#### WHAT TO DO:
The answer must repeat every record exactly, with no pictures in it.

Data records
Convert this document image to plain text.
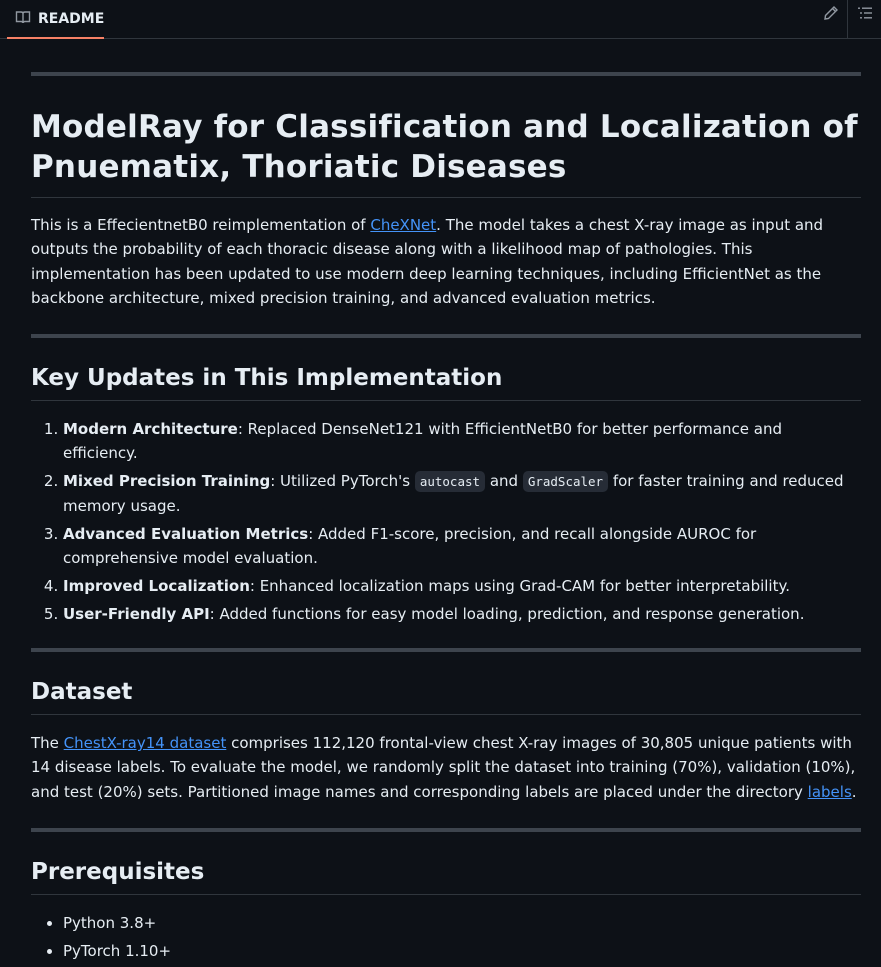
README
ModelRay for Classification and Localization of Pnuematix, Thoriatic Diseases

This is a EffecientnetB0 reimplementation of CheXNet. The model takes a chest X-ray image as input and outputs the probability of each thoracic disease along with a likelihood map of pathologies. This implementation has been updated to use modern deep learning techniques, including EfficientNet as the backbone architecture, mixed precision training, and advanced evaluation metrics.

Key Updates in This Implementation
1. Modern Architecture: Replaced DenseNet121 with EfficientNetB0 for better performance and efficiency.
2. Mixed Precision Training: Utilized PyTorch's autocast and GradScaler for faster training and reduced memory usage.
3. Advanced Evaluation Metrics: Added F1-score, precision, and recall alongside AUROC for comprehensive model evaluation.
4. Improved Localization: Enhanced localization maps using Grad-CAM for better interpretability.
5. User-Friendly API: Added functions for easy model loading, prediction, and response generation.
Dataset

The ChestX-ray14 dataset comprises 112,120 frontal-view chest X-ray images of 30,805 unique patients with 14 disease labels. To evaluate the model, we randomly split the dataset into training (70%), validation (10%), and test (20%) sets. Partitioned image names and corresponding labels are placed under the directory labels.

Prerequisites
• Python 3.8+
• PyTorch 1.10+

#### OUTPUT FOR THIS EXERCISE:
Convert this document image to plain text.
README
ModelRay for Classification and Localization of Pnuematix, Thoriatic Diseases

This is a EffecientnetB0 reimplementation of CheXNet. The model takes a chest X-ray image as input and outputs the probability of each thoracic disease along with a likelihood map of pathologies. This implementation has been updated to use modern deep learning techniques, including EfficientNet as the backbone architecture, mixed precision training, and advanced evaluation metrics.

Key Updates in This Implementation
1. Modern Architecture: Replaced DenseNet121 with EfficientNetB0 for better performance and efficiency.
2. Mixed Precision Training: Utilized PyTorch's autocast and GradScaler for faster training and reduced memory usage.
3. Advanced Evaluation Metrics: Added F1-score, precision, and recall alongside AUROC for comprehensive model evaluation.
4. Improved Localization: Enhanced localization maps using Grad-CAM for better interpretability.
5. User-Friendly API: Added functions for easy model loading, prediction, and response generation.
Dataset

The ChestX-ray14 dataset comprises 112,120 frontal-view chest X-ray images of 30,805 unique patients with 14 disease labels. To evaluate the model, we randomly split the dataset into training (70%), validation (10%), and test (20%) sets. Partitioned image names and corresponding labels are placed under the directory labels.

Prerequisites
• Python 3.8+
• PyTorch 1.10+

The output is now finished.